CHALLENGE:
Write the material out again exactly as it stands.
#####
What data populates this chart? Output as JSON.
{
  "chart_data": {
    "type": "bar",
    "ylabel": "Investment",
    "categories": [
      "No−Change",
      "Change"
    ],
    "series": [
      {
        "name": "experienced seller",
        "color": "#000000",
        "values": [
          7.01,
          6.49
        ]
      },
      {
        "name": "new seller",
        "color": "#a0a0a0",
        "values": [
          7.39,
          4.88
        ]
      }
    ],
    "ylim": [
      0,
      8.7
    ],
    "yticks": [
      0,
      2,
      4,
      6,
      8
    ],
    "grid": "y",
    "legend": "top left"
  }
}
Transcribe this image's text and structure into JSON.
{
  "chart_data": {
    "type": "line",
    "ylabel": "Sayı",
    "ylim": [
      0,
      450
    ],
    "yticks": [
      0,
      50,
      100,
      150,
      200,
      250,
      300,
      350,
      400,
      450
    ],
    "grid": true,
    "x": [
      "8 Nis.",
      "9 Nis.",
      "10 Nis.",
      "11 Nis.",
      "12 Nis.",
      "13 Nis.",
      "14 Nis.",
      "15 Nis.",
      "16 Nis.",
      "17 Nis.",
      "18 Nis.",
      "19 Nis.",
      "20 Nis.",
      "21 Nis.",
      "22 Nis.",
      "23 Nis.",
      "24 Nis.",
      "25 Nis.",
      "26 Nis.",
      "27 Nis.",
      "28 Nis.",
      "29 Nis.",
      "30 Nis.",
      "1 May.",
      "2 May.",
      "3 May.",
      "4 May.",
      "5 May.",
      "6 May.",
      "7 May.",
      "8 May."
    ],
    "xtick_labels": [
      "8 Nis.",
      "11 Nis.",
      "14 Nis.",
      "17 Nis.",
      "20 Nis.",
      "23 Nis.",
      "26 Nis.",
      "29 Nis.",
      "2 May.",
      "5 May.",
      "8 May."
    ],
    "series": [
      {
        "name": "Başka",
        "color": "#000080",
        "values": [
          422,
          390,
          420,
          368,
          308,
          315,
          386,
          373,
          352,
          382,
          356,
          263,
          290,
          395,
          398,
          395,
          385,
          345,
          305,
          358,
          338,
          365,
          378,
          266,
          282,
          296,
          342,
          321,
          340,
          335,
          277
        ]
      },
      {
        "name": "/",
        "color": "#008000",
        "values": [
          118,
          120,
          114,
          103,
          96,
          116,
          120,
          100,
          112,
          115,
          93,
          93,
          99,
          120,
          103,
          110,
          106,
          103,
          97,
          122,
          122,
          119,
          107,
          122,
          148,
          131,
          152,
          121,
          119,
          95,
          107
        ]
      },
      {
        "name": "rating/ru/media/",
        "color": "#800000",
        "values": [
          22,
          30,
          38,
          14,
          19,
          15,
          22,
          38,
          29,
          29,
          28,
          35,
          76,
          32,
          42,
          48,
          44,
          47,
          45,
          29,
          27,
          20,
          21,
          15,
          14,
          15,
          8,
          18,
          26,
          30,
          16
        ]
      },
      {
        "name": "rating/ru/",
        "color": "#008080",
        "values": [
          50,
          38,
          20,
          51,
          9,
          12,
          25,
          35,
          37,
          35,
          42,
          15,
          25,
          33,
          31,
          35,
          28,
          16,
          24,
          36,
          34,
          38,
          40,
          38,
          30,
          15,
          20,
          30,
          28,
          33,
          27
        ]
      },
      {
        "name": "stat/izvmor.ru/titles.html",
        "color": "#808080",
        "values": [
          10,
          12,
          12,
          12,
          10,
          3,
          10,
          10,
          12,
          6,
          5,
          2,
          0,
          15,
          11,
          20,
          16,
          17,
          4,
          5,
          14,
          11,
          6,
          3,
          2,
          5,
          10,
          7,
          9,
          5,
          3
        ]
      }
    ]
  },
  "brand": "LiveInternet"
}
#####
EXERCISE ANSWER:
What data populates this chart? Output as JSON.
{
  "chart_data": {
    "type": "bar",
    "ylabel": "Investment",
    "categories": [
      "No−Change",
      "Change"
    ],
    "series": [
      {
        "name": "experienced seller",
        "color": "#000000",
        "values": [
          7.01,
          6.49
        ]
      },
      {
        "name": "new seller",
        "color": "#a0a0a0",
        "values": [
          7.39,
          4.88
        ]
      }
    ],
    "ylim": [
      0,
      8.7
    ],
    "yticks": [
      0,
      2,
      4,
      6,
      8
    ],
    "grid": "y",
    "legend": "top left"
  }
}
Transcribe this image's text and structure into JSON.
{
  "chart_data": {
    "type": "line",
    "ylabel": "Sayı",
    "ylim": [
      0,
      450
    ],
    "yticks": [
      0,
      50,
      100,
      150,
      200,
      250,
      300,
      350,
      400,
      450
    ],
    "grid": true,
    "x": [
      "8 Nis.",
      "9 Nis.",
      "10 Nis.",
      "11 Nis.",
      "12 Nis.",
      "13 Nis.",
      "14 Nis.",
      "15 Nis.",
      "16 Nis.",
      "17 Nis.",
      "18 Nis.",
      "19 Nis.",
      "20 Nis.",
      "21 Nis.",
      "22 Nis.",
      "23 Nis.",
      "24 Nis.",
      "25 Nis.",
      "26 Nis.",
      "27 Nis.",
      "28 Nis.",
      "29 Nis.",
      "30 Nis.",
      "1 May.",
      "2 May.",
      "3 May.",
      "4 May.",
      "5 May.",
      "6 May.",
      "7 May.",
      "8 May."
    ],
    "xtick_labels": [
      "8 Nis.",
      "11 Nis.",
      "14 Nis.",
      "17 Nis.",
      "20 Nis.",
      "23 Nis.",
      "26 Nis.",
      "29 Nis.",
      "2 May.",
      "5 May.",
      "8 May."
    ],
    "series": [
      {
        "name": "Başka",
        "color": "#000080",
        "values": [
          422,
          390,
          420,
          368,
          308,
          315,
          386,
          373,
          352,
          382,
          356,
          263,
          290,
          395,
          398,
          395,
          385,
          345,
          305,
          358,
          338,
          365,
          378,
          266,
          282,
          296,
          342,
          321,
          340,
          335,
          277
        ]
      },
      {
        "name": "/",
        "color": "#008000",
        "values": [
          118,
          120,
          114,
          103,
          96,
          116,
          120,
          100,
          112,
          115,
          93,
          93,
          99,
          120,
          103,
          110,
          106,
          103,
          97,
          122,
          122,
          119,
          107,
          122,
          148,
          131,
          152,
          121,
          119,
          95,
          107
        ]
      },
      {
        "name": "rating/ru/media/",
        "color": "#800000",
        "values": [
          22,
          30,
          38,
          14,
          19,
          15,
          22,
          38,
          29,
          29,
          28,
          35,
          76,
          32,
          42,
          48,
          44,
          47,
          45,
          29,
          27,
          20,
          21,
          15,
          14,
          15,
          8,
          18,
          26,
          30,
          16
        ]
      },
      {
        "name": "rating/ru/",
        "color": "#008080",
        "values": [
          50,
          38,
          20,
          51,
          9,
          12,
          25,
          35,
          37,
          35,
          42,
          15,
          25,
          33,
          31,
          35,
          28,
          16,
          24,
          36,
          34,
          38,
          40,
          38,
          30,
          15,
          20,
          30,
          28,
          33,
          27
        ]
      },
      {
        "name": "stat/izvmor.ru/titles.html",
        "color": "#808080",
        "values": [
          10,
          12,
          12,
          12,
          10,
          3,
          10,
          10,
          12,
          6,
          5,
          2,
          0,
          15,
          11,
          20,
          16,
          17,
          4,
          5,
          14,
          11,
          6,
          3,
          2,
          5,
          10,
          7,
          9,
          5,
          3
        ]
      }
    ]
  },
  "brand": "LiveInternet"
}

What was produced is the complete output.